-- Start Provided records --
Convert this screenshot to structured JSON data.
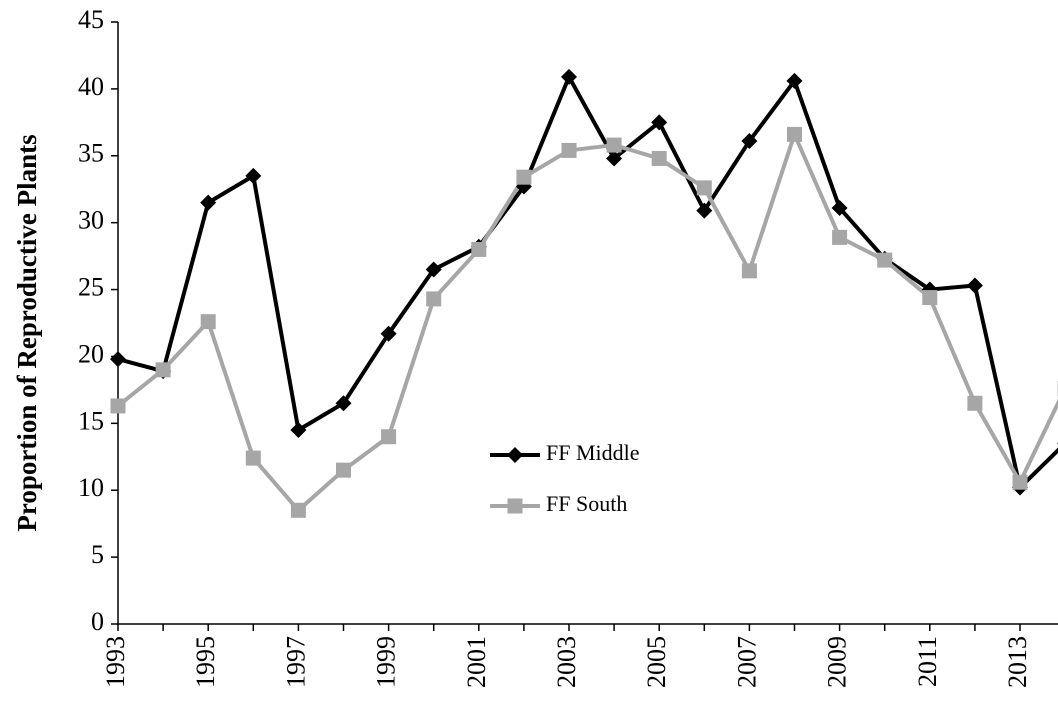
{
  "chart_data": {
    "type": "line",
    "y_label": "Proportion of Reproductive Plants",
    "categories": [
      "1993",
      null,
      "1995",
      null,
      "1997",
      null,
      "1999",
      null,
      "2001",
      null,
      "2003",
      null,
      "2005",
      null,
      "2007",
      null,
      "2009",
      null,
      "2011",
      null,
      "2013",
      null
    ],
    "series": [
      {
        "name": "FF Middle",
        "color": "#000000",
        "marker": "diamond",
        "values": [
          19.8,
          18.9,
          31.5,
          33.5,
          14.5,
          16.5,
          21.7,
          26.5,
          28.2,
          32.7,
          40.9,
          34.8,
          37.5,
          30.9,
          36.1,
          40.6,
          31.1,
          27.3,
          25.0,
          25.3,
          10.2,
          13.5
        ]
      },
      {
        "name": "FF South",
        "color": "#a6a6a6",
        "marker": "square",
        "values": [
          16.3,
          19.0,
          22.6,
          12.4,
          8.5,
          11.5,
          14.0,
          24.3,
          28.0,
          33.4,
          35.4,
          35.8,
          34.8,
          32.6,
          26.4,
          36.6,
          28.9,
          27.2,
          24.4,
          16.5,
          10.6,
          17.6
        ]
      }
    ],
    "ylim": [
      0,
      45
    ],
    "yticks": [
      0,
      5,
      10,
      15,
      20,
      25,
      30,
      35,
      40,
      45
    ],
    "grid": false
  }
}
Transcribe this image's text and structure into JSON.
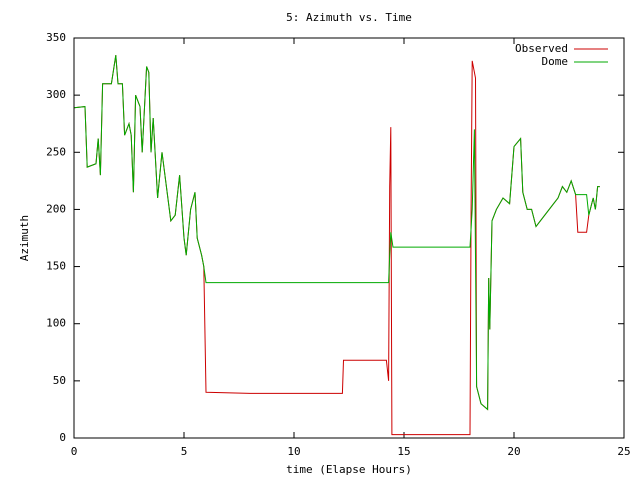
-- End Provided records --
Exercise goal — Return each line of the data, keeping its wording exact and omitting pictures.

Solution —
Convert this screenshot to structured JSON data.
{
  "chart_data": {
    "type": "line",
    "y_label": "Proportion of Reproductive Plants",
    "categories": [
      "1993",
      null,
      "1995",
      null,
      "1997",
      null,
      "1999",
      null,
      "2001",
      null,
      "2003",
      null,
      "2005",
      null,
      "2007",
      null,
      "2009",
      null,
      "2011",
      null,
      "2013",
      null
    ],
    "series": [
      {
        "name": "FF Middle",
        "color": "#000000",
        "marker": "diamond",
        "values": [
          19.8,
          18.9,
          31.5,
          33.5,
          14.5,
          16.5,
          21.7,
          26.5,
          28.2,
          32.7,
          40.9,
          34.8,
          37.5,
          30.9,
          36.1,
          40.6,
          31.1,
          27.3,
          25.0,
          25.3,
          10.2,
          13.5
        ]
      },
      {
        "name": "FF South",
        "color": "#a6a6a6",
        "marker": "square",
        "values": [
          16.3,
          19.0,
          22.6,
          12.4,
          8.5,
          11.5,
          14.0,
          24.3,
          28.0,
          33.4,
          35.4,
          35.8,
          34.8,
          32.6,
          26.4,
          36.6,
          28.9,
          27.2,
          24.4,
          16.5,
          10.6,
          17.6
        ]
      }
    ],
    "ylim": [
      0,
      45
    ],
    "yticks": [
      0,
      5,
      10,
      15,
      20,
      25,
      30,
      35,
      40,
      45
    ],
    "grid": false
  }
}
Transcribe this image's text and structure into JSON.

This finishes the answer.